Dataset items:
»»

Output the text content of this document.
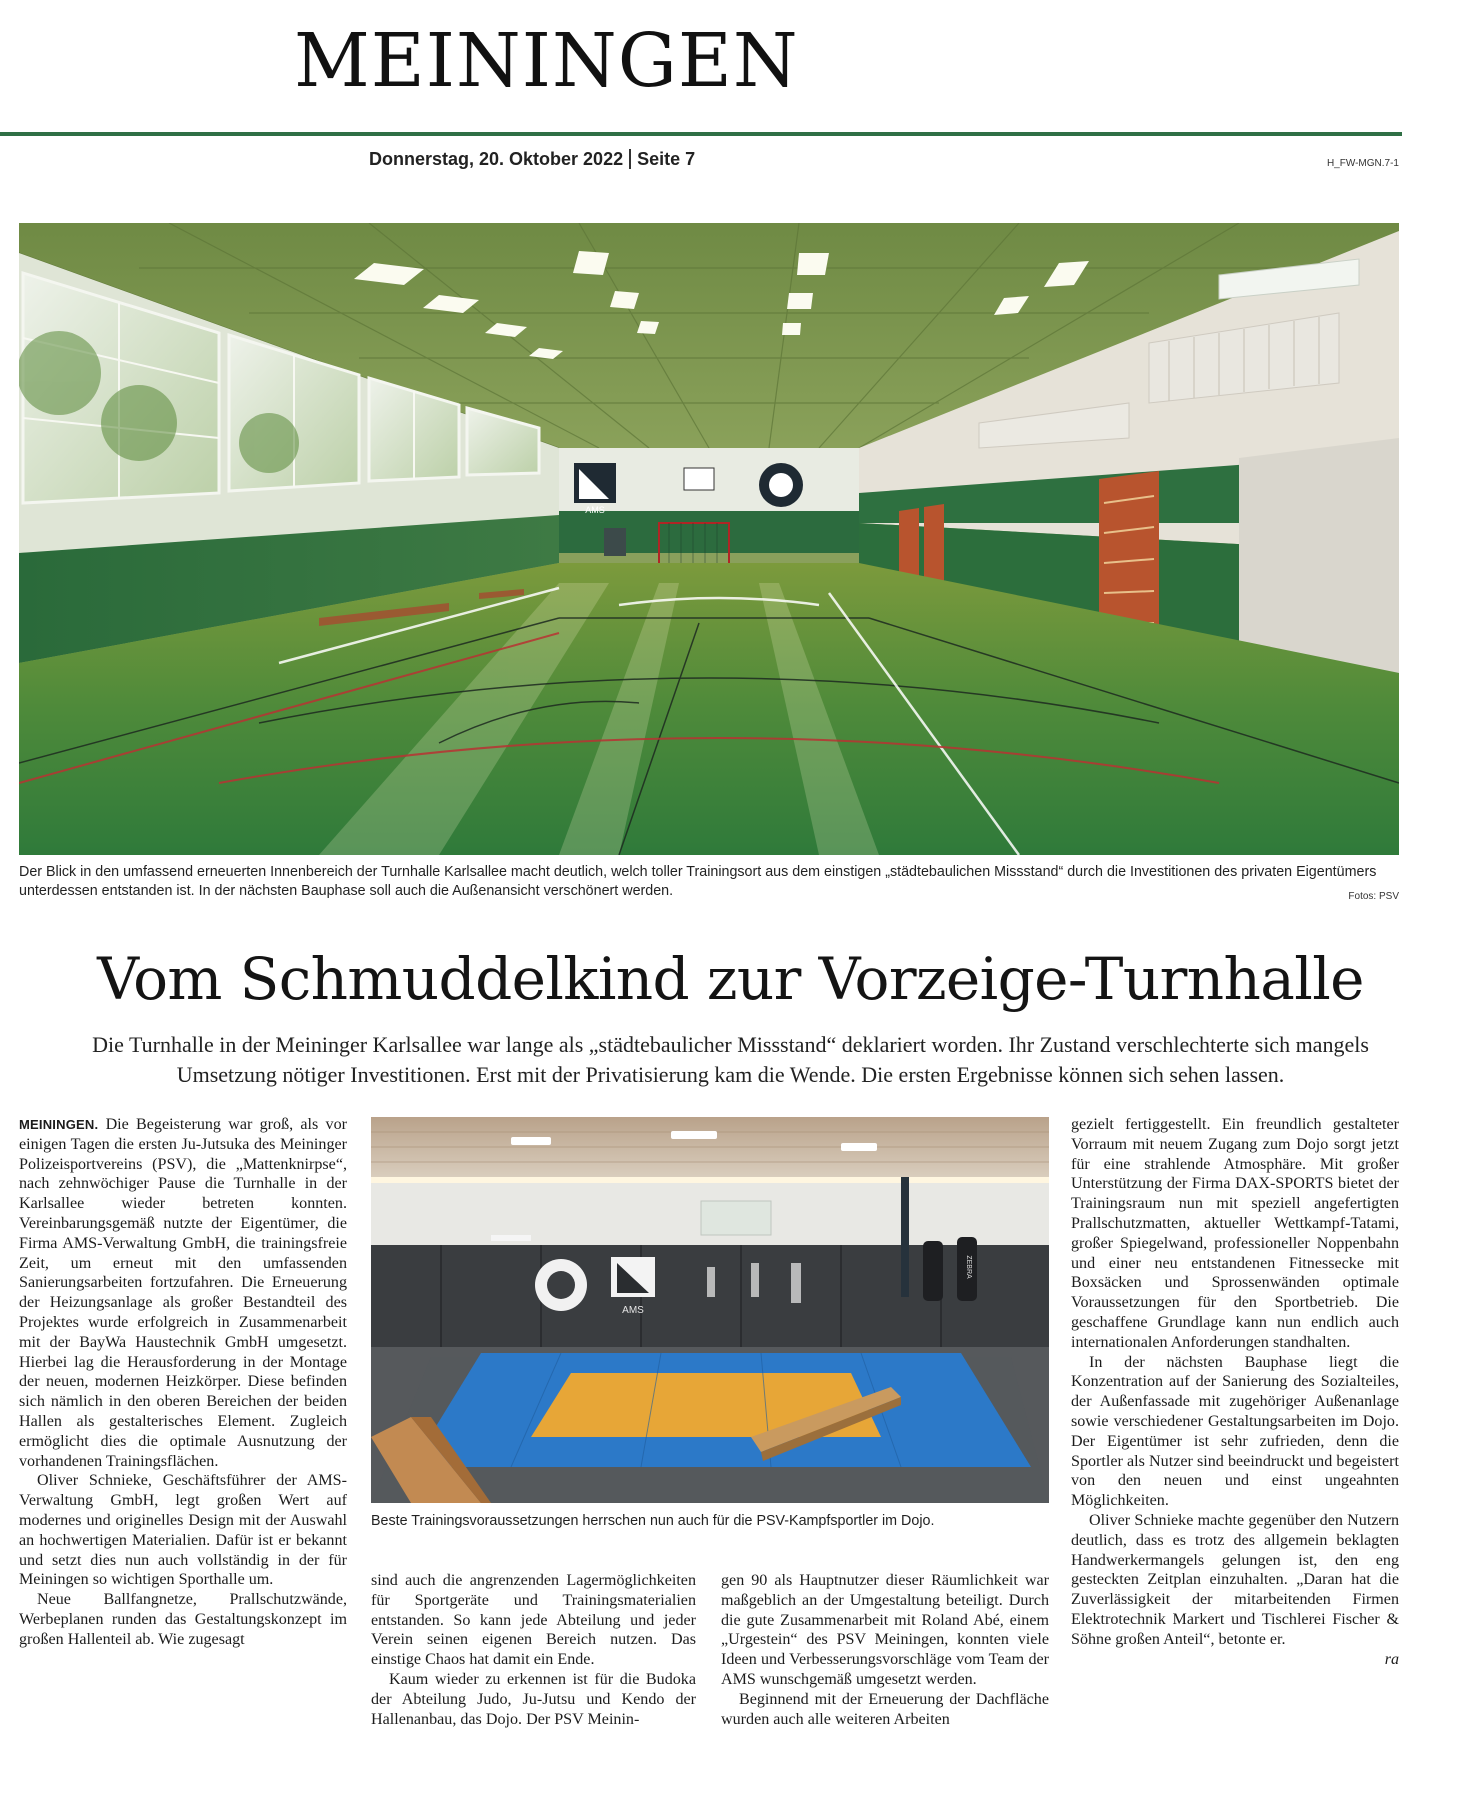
MEININGEN
Donnerstag, 20. Oktober 2022 Seite 7	H_FW-MGN.7-1
AMS
Der Blick in den umfassend erneuerten Innenbereich der Turnhalle Karlsallee macht deutlich, welch toller Trainingsort aus dem einstigen „städtebaulichen Missstand“ durch die Investitionen des privaten Eigentümers unterdessen entstanden ist. In der nächsten Bauphase soll auch die Außenansicht verschönert werden.	Fotos: PSV
Vom Schmuddelkind zur Vorzeige-Turnhalle
Die Turnhalle in der Meininger Karlsallee war lange als „städtebaulicher Missstand“ deklariert worden. Ihr Zustand verschlechterte sich mangels Umsetzung nötiger Investitionen. Erst mit der Privatisierung kam die Wende. Die ersten Ergebnisse können sich sehen lassen.

MEININGEN. Die Begeisterung war groß, als vor einigen Tagen die ersten Ju-Jutsuka des Meininger Polizeisportvereins (PSV), die „Mattenknirpse“, nach zehnwöchiger Pause die Turnhalle in der Karlsallee wieder betreten konnten. Vereinbarungsgemäß nutzte der Eigentümer, die Firma AMS-Verwaltung GmbH, die trainingsfreie Zeit, um erneut mit den umfassenden Sanierungsarbeiten fortzufahren. Die Erneuerung der Heizungsanlage als großer Bestandteil des Projektes wurde erfolgreich in Zusammenarbeit mit der BayWa Haustechnik GmbH umgesetzt. Hierbei lag die Herausforderung in der Montage der neuen, modernen Heizkörper. Diese befinden sich nämlich in den oberen Bereichen der beiden Hallen als gestalterisches Element. Zugleich ermöglicht dies die optimale Ausnutzung der vorhandenen Trainingsflächen.

Oliver Schnieke, Geschäftsführer der AMS-Verwaltung GmbH, legt großen Wert auf modernes und originelles Design mit der Auswahl an hochwertigen Materialien. Dafür ist er bekannt und setzt dies nun auch vollständig in der für Meiningen so wichtigen Sporthalle um.

Neue Ballfangnetze, Prallschutzwände, Werbeplanen runden das Gestaltungskonzept im großen Hallenteil ab. Wie zugesagt

AMS
ZEBRA
Beste Trainingsvoraussetzungen herrschen nun auch für die PSV-Kampfsportler im Dojo.

sind auch die angrenzenden Lagermöglichkeiten für Sportgeräte und Trainingsmaterialien entstanden. So kann jede Abteilung und jeder Verein seinen eigenen Bereich nutzen. Das einstige Chaos hat damit ein Ende.

Kaum wieder zu erkennen ist für die Budoka der Abteilung Judo, Ju-Jutsu und Kendo der Hallenanbau, das Dojo. Der PSV Meinin-

gen 90 als Hauptnutzer dieser Räumlichkeit war maßgeblich an der Umgestaltung beteiligt. Durch die gute Zusammenarbeit mit Roland Abé, einem „Urgestein“ des PSV Meiningen, konnten viele Ideen und Verbesserungsvorschläge vom Team der AMS wunschgemäß umgesetzt werden.

Beginnend mit der Erneuerung der Dachfläche wurden auch alle weiteren Arbeiten

gezielt fertiggestellt. Ein freundlich gestalteter Vorraum mit neuem Zugang zum Dojo sorgt jetzt für eine strahlende Atmosphäre. Mit großer Unterstützung der Firma DAX-SPORTS bietet der Trainingsraum nun mit speziell angefertigten Prallschutzmatten, aktueller Wettkampf-Tatami, großer Spiegelwand, professioneller Noppenbahn und einer neu entstandenen Fitnessecke mit Boxsäcken und Sprossenwänden optimale Voraussetzungen für den Sportbetrieb. Die geschaffene Grundlage kann nun endlich auch internationalen Anforderungen standhalten.

In der nächsten Bauphase liegt die Konzentration auf der Sanierung des Sozialteiles, der Außenfassade mit zugehöriger Außenanlage sowie verschiedener Gestaltungsarbeiten im Dojo. Der Eigentümer ist sehr zufrieden, denn die Sportler als Nutzer sind beeindruckt und begeistert von den neuen und einst ungeahnten Möglichkeiten.

Oliver Schnieke machte gegenüber den Nutzern deutlich, dass es trotz des allgemein beklagten Handwerkermangels gelungen ist, den eng gesteckten Zeitplan einzuhalten. „Daran hat die Zuverlässigkeit der mitarbeitenden Firmen Elektrotechnik Markert und Tischlerei Fischer & Söhne großen Anteil“, betonte er.

ra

««

- **GIVEN TASK**: Transcribe the listing in full and omit the pictures.

- **SOLUTION TO THE EXERCISE**:
Output the text content of this document.
MEININGEN
Donnerstag, 20. Oktober 2022 Seite 7	H_FW-MGN.7-1
AMS
Der Blick in den umfassend erneuerten Innenbereich der Turnhalle Karlsallee macht deutlich, welch toller Trainingsort aus dem einstigen „städtebaulichen Missstand“ durch die Investitionen des privaten Eigentümers unterdessen entstanden ist. In der nächsten Bauphase soll auch die Außenansicht verschönert werden.	Fotos: PSV
Vom Schmuddelkind zur Vorzeige-Turnhalle
Die Turnhalle in der Meininger Karlsallee war lange als „städtebaulicher Missstand“ deklariert worden. Ihr Zustand verschlechterte sich mangels Umsetzung nötiger Investitionen. Erst mit der Privatisierung kam die Wende. Die ersten Ergebnisse können sich sehen lassen.

MEININGEN. Die Begeisterung war groß, als vor einigen Tagen die ersten Ju-Jutsuka des Meininger Polizeisportvereins (PSV), die „Mattenknirpse“, nach zehnwöchiger Pause die Turnhalle in der Karlsallee wieder betreten konnten. Vereinbarungsgemäß nutzte der Eigentümer, die Firma AMS-Verwaltung GmbH, die trainingsfreie Zeit, um erneut mit den umfassenden Sanierungsarbeiten fortzufahren. Die Erneuerung der Heizungsanlage als großer Bestandteil des Projektes wurde erfolgreich in Zusammenarbeit mit der BayWa Haustechnik GmbH umgesetzt. Hierbei lag die Herausforderung in der Montage der neuen, modernen Heizkörper. Diese befinden sich nämlich in den oberen Bereichen der beiden Hallen als gestalterisches Element. Zugleich ermöglicht dies die optimale Ausnutzung der vorhandenen Trainingsflächen.

Oliver Schnieke, Geschäftsführer der AMS-Verwaltung GmbH, legt großen Wert auf modernes und originelles Design mit der Auswahl an hochwertigen Materialien. Dafür ist er bekannt und setzt dies nun auch vollständig in der für Meiningen so wichtigen Sporthalle um.

Neue Ballfangnetze, Prallschutzwände, Werbeplanen runden das Gestaltungskonzept im großen Hallenteil ab. Wie zugesagt

AMS
ZEBRA
Beste Trainingsvoraussetzungen herrschen nun auch für die PSV-Kampfsportler im Dojo.

sind auch die angrenzenden Lagermöglichkeiten für Sportgeräte und Trainingsmaterialien entstanden. So kann jede Abteilung und jeder Verein seinen eigenen Bereich nutzen. Das einstige Chaos hat damit ein Ende.

Kaum wieder zu erkennen ist für die Budoka der Abteilung Judo, Ju-Jutsu und Kendo der Hallenanbau, das Dojo. Der PSV Meinin-

gen 90 als Hauptnutzer dieser Räumlichkeit war maßgeblich an der Umgestaltung beteiligt. Durch die gute Zusammenarbeit mit Roland Abé, einem „Urgestein“ des PSV Meiningen, konnten viele Ideen und Verbesserungsvorschläge vom Team der AMS wunschgemäß umgesetzt werden.

Beginnend mit der Erneuerung der Dachfläche wurden auch alle weiteren Arbeiten

gezielt fertiggestellt. Ein freundlich gestalteter Vorraum mit neuem Zugang zum Dojo sorgt jetzt für eine strahlende Atmosphäre. Mit großer Unterstützung der Firma DAX-SPORTS bietet der Trainingsraum nun mit speziell angefertigten Prallschutzmatten, aktueller Wettkampf-Tatami, großer Spiegelwand, professioneller Noppenbahn und einer neu entstandenen Fitnessecke mit Boxsäcken und Sprossenwänden optimale Voraussetzungen für den Sportbetrieb. Die geschaffene Grundlage kann nun endlich auch internationalen Anforderungen standhalten.

In der nächsten Bauphase liegt die Konzentration auf der Sanierung des Sozialteiles, der Außenfassade mit zugehöriger Außenanlage sowie verschiedener Gestaltungsarbeiten im Dojo. Der Eigentümer ist sehr zufrieden, denn die Sportler als Nutzer sind beeindruckt und begeistert von den neuen und einst ungeahnten Möglichkeiten.

Oliver Schnieke machte gegenüber den Nutzern deutlich, dass es trotz des allgemein beklagten Handwerkermangels gelungen ist, den eng gesteckten Zeitplan einzuhalten. „Daran hat die Zuverlässigkeit der mitarbeitenden Firmen Elektrotechnik Markert und Tischlerei Fischer & Söhne großen Anteil“, betonte er.

ra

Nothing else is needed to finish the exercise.